_GIVEN ENTRIES:_

<<<<

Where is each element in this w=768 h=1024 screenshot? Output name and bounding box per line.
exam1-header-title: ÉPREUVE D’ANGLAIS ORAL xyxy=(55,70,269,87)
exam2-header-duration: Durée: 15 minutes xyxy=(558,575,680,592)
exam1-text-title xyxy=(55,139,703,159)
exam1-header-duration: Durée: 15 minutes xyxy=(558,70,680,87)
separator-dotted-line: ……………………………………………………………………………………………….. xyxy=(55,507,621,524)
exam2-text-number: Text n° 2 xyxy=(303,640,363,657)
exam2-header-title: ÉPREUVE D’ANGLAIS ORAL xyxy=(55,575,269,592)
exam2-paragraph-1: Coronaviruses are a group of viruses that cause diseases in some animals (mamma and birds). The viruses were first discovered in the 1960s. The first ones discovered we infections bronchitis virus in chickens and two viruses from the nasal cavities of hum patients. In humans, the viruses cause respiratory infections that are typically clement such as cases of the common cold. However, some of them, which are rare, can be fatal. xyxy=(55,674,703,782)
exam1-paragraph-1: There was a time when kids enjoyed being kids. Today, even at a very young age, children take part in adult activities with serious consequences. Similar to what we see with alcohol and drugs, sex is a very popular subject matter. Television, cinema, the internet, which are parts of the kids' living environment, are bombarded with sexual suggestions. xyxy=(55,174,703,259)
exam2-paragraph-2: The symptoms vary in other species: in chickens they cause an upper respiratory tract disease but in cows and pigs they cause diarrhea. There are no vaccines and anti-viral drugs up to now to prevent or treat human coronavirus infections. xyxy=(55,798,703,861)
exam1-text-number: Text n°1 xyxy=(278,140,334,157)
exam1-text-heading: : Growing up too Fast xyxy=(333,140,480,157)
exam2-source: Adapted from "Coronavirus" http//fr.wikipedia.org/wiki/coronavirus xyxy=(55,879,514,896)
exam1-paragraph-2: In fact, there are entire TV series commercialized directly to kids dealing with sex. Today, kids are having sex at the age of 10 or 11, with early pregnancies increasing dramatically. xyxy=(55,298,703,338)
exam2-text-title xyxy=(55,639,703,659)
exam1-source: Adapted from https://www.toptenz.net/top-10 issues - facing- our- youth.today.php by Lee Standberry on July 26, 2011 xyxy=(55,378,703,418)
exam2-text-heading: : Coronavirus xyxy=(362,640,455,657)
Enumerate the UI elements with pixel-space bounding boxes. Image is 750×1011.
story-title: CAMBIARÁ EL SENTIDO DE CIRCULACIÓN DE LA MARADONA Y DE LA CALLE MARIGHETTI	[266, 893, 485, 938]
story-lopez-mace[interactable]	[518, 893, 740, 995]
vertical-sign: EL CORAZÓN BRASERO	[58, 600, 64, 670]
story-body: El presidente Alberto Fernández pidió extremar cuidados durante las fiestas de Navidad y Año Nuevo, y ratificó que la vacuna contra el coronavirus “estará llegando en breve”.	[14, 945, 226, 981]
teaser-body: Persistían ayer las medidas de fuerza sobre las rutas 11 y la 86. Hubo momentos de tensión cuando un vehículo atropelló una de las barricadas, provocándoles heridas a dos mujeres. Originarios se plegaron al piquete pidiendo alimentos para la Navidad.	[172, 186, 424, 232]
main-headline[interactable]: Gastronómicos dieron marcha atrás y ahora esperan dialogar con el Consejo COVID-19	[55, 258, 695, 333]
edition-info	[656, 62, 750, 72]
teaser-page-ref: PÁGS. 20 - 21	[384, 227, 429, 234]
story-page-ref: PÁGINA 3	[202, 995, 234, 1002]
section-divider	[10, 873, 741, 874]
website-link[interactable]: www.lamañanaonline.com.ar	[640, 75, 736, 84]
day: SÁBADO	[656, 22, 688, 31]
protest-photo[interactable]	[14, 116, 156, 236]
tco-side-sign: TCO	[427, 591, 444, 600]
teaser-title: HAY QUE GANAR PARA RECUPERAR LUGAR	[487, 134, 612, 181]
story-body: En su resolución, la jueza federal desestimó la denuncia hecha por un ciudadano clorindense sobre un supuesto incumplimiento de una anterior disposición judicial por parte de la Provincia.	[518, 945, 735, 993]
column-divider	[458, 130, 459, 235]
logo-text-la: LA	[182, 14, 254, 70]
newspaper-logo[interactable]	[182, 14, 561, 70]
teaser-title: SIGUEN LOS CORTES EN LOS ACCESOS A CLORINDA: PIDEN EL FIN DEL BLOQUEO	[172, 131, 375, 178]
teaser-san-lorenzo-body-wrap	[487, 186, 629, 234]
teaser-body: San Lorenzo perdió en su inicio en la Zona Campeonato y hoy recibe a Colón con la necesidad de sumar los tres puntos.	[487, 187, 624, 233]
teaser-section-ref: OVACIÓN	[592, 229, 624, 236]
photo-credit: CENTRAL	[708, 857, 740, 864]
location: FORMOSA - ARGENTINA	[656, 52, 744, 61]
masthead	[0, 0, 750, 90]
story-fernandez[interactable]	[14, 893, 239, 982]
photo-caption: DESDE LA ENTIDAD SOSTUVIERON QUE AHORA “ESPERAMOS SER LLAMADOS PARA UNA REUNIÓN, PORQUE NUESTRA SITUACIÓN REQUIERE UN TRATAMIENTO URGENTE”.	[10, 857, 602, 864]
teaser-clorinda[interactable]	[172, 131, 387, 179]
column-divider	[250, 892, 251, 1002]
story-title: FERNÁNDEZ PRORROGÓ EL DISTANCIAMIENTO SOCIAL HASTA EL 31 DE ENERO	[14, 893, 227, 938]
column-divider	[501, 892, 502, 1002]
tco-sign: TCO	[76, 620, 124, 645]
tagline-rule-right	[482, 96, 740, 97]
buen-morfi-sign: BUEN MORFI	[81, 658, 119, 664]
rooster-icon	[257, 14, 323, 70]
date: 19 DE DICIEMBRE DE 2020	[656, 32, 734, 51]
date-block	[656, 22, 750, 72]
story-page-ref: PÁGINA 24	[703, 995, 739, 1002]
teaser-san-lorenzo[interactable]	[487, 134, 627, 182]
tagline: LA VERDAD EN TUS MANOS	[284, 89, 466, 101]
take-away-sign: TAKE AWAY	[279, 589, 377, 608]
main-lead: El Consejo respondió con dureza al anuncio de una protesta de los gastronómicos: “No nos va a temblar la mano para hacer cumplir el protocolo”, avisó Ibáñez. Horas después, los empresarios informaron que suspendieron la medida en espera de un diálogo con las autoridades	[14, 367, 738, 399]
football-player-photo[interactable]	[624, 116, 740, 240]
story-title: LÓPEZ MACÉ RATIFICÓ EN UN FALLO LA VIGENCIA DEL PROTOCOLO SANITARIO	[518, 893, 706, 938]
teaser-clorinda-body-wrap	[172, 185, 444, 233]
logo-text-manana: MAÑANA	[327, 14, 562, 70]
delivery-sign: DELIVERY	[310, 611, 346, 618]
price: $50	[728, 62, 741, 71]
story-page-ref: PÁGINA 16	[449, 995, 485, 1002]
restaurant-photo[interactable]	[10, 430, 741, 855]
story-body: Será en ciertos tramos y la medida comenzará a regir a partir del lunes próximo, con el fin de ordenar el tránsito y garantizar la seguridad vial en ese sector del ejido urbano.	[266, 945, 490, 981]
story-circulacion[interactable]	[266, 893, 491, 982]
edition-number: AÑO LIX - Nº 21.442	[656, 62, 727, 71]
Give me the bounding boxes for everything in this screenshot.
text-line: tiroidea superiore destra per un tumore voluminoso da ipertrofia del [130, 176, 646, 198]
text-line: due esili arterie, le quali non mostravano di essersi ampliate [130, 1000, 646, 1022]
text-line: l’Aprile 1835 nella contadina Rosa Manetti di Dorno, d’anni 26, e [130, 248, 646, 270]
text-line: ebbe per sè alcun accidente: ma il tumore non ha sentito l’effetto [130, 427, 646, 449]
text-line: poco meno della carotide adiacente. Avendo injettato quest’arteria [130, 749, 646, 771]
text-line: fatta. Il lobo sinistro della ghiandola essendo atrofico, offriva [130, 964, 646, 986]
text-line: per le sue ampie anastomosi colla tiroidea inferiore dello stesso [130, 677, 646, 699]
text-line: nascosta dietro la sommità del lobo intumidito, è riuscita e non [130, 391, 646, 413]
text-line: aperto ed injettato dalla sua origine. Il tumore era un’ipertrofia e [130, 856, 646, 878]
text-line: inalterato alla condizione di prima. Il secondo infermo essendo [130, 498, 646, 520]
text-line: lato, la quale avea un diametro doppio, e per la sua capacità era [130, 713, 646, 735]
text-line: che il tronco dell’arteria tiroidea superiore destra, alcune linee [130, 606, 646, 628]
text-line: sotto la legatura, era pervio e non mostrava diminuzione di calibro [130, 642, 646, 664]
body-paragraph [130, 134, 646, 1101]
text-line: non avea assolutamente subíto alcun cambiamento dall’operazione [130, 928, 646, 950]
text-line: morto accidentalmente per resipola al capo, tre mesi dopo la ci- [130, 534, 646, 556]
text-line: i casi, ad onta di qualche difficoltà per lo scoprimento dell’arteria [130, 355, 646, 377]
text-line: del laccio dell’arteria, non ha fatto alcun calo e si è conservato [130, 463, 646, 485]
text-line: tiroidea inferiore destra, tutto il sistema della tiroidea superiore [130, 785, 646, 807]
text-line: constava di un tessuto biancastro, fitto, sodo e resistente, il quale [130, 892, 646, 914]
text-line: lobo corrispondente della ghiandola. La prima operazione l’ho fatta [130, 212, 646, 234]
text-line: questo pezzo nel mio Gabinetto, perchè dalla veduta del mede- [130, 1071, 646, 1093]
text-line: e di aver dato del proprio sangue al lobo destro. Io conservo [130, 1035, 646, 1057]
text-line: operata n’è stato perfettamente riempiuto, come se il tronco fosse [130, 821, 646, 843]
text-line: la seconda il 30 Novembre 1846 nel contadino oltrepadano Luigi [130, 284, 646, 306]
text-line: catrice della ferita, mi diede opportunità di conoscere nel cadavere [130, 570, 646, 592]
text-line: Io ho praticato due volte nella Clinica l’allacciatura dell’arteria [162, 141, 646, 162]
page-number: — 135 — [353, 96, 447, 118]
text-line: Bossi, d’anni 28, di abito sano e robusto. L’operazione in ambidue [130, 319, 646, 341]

>>>>

_DIRECTIONS FOR THIS TASK:_
Retrieve every line above holding the word "sobre".

_RESULT:_
teaser-body: Persistían ayer las medidas de fuerza sobre las rutas 11 y la 86. Hubo momentos de tensión cuando un vehículo atropelló una de las barricadas, provocándoles heridas a dos mujeres. Originarios se plegaron al piquete pidiendo alimentos para la Navidad.	[172, 186, 424, 232]
story-body: En su resolución, la jueza federal desestimó la denuncia hecha por un ciudadano clorindense sobre un supuesto incumplimiento de una anterior disposición judicial por parte de la Provincia.	[518, 945, 735, 993]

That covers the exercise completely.